Problem = Emit the data below verbatim, stripping out any pictures.

[Start Supplied data]

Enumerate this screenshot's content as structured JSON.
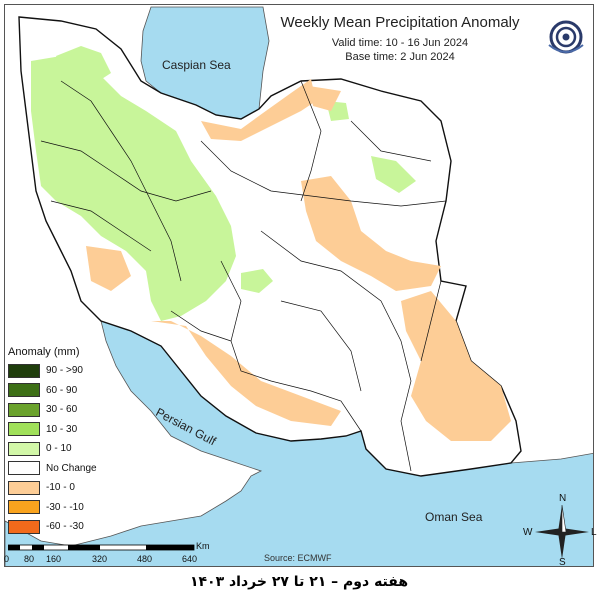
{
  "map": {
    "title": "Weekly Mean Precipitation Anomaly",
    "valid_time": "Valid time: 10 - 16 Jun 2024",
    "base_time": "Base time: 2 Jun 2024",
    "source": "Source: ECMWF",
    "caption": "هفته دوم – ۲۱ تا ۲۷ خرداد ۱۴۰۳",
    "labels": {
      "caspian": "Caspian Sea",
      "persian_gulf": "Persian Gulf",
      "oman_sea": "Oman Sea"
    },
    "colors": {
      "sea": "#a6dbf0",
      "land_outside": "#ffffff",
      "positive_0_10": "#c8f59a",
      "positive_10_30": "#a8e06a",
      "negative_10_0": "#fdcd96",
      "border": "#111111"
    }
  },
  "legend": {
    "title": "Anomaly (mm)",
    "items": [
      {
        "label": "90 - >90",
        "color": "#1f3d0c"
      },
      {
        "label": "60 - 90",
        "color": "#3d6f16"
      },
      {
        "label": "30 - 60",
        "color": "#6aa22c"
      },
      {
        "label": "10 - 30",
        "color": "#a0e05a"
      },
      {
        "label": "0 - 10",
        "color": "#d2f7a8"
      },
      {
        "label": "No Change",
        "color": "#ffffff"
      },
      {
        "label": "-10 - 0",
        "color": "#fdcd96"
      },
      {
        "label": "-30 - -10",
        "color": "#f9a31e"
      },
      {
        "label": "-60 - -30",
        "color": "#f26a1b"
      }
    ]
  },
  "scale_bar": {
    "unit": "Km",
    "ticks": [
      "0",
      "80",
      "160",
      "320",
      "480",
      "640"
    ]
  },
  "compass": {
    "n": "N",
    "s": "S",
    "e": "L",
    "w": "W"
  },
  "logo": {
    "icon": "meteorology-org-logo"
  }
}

[End Supplied data]

Answer to this exercise =
Enumerate this screenshot's content as structured JSON.
{
  "map": {
    "title": "Weekly Mean Precipitation Anomaly",
    "valid_time": "Valid time: 10 - 16 Jun 2024",
    "base_time": "Base time: 2 Jun 2024",
    "source": "Source: ECMWF",
    "caption": "هفته دوم – ۲۱ تا ۲۷ خرداد ۱۴۰۳",
    "labels": {
      "caspian": "Caspian Sea",
      "persian_gulf": "Persian Gulf",
      "oman_sea": "Oman Sea"
    },
    "colors": {
      "sea": "#a6dbf0",
      "land_outside": "#ffffff",
      "positive_0_10": "#c8f59a",
      "positive_10_30": "#a8e06a",
      "negative_10_0": "#fdcd96",
      "border": "#111111"
    }
  },
  "legend": {
    "title": "Anomaly (mm)",
    "items": [
      {
        "label": "90 - >90",
        "color": "#1f3d0c"
      },
      {
        "label": "60 - 90",
        "color": "#3d6f16"
      },
      {
        "label": "30 - 60",
        "color": "#6aa22c"
      },
      {
        "label": "10 - 30",
        "color": "#a0e05a"
      },
      {
        "label": "0 - 10",
        "color": "#d2f7a8"
      },
      {
        "label": "No Change",
        "color": "#ffffff"
      },
      {
        "label": "-10 - 0",
        "color": "#fdcd96"
      },
      {
        "label": "-30 - -10",
        "color": "#f9a31e"
      },
      {
        "label": "-60 - -30",
        "color": "#f26a1b"
      }
    ]
  },
  "scale_bar": {
    "unit": "Km",
    "ticks": [
      "0",
      "80",
      "160",
      "320",
      "480",
      "640"
    ]
  },
  "compass": {
    "n": "N",
    "s": "S",
    "e": "L",
    "w": "W"
  },
  "logo": {
    "icon": "meteorology-org-logo"
  }
}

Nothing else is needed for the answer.